* START *

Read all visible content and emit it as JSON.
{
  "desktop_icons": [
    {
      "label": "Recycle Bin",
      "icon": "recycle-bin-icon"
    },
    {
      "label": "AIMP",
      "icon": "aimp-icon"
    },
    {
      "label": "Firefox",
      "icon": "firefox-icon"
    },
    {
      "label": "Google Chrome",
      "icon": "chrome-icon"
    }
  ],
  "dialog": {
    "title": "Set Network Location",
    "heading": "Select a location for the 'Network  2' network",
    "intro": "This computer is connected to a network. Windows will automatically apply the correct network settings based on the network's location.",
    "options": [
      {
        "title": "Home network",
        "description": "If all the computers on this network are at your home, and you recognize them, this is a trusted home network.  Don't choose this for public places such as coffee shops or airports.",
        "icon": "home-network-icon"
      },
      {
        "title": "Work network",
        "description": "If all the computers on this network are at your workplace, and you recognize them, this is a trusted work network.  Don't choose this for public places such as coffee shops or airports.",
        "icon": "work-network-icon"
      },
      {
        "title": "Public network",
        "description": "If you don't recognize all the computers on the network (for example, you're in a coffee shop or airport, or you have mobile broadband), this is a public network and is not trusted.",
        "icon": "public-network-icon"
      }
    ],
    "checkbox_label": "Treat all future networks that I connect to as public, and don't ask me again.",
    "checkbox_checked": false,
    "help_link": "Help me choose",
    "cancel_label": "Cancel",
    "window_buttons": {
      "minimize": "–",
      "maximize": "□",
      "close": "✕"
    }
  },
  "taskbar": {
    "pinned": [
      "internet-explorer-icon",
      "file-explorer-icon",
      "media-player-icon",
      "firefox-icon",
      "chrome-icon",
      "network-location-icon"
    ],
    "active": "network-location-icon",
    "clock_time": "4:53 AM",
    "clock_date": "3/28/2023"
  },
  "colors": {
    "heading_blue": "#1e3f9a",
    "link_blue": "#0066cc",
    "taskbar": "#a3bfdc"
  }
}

* END *

▶ **Exercise task**:
Write down all the entries again without a single difference.

▶ **Written response**:
Read all visible content and emit it as JSON.
{
  "desktop_icons": [
    {
      "label": "Recycle Bin",
      "icon": "recycle-bin-icon"
    },
    {
      "label": "AIMP",
      "icon": "aimp-icon"
    },
    {
      "label": "Firefox",
      "icon": "firefox-icon"
    },
    {
      "label": "Google Chrome",
      "icon": "chrome-icon"
    }
  ],
  "dialog": {
    "title": "Set Network Location",
    "heading": "Select a location for the 'Network  2' network",
    "intro": "This computer is connected to a network. Windows will automatically apply the correct network settings based on the network's location.",
    "options": [
      {
        "title": "Home network",
        "description": "If all the computers on this network are at your home, and you recognize them, this is a trusted home network.  Don't choose this for public places such as coffee shops or airports.",
        "icon": "home-network-icon"
      },
      {
        "title": "Work network",
        "description": "If all the computers on this network are at your workplace, and you recognize them, this is a trusted work network.  Don't choose this for public places such as coffee shops or airports.",
        "icon": "work-network-icon"
      },
      {
        "title": "Public network",
        "description": "If you don't recognize all the computers on the network (for example, you're in a coffee shop or airport, or you have mobile broadband), this is a public network and is not trusted.",
        "icon": "public-network-icon"
      }
    ],
    "checkbox_label": "Treat all future networks that I connect to as public, and don't ask me again.",
    "checkbox_checked": false,
    "help_link": "Help me choose",
    "cancel_label": "Cancel",
    "window_buttons": {
      "minimize": "–",
      "maximize": "□",
      "close": "✕"
    }
  },
  "taskbar": {
    "pinned": [
      "internet-explorer-icon",
      "file-explorer-icon",
      "media-player-icon",
      "firefox-icon",
      "chrome-icon",
      "network-location-icon"
    ],
    "active": "network-location-icon",
    "clock_time": "4:53 AM",
    "clock_date": "3/28/2023"
  },
  "colors": {
    "heading_blue": "#1e3f9a",
    "link_blue": "#0066cc",
    "taskbar": "#a3bfdc"
  }
}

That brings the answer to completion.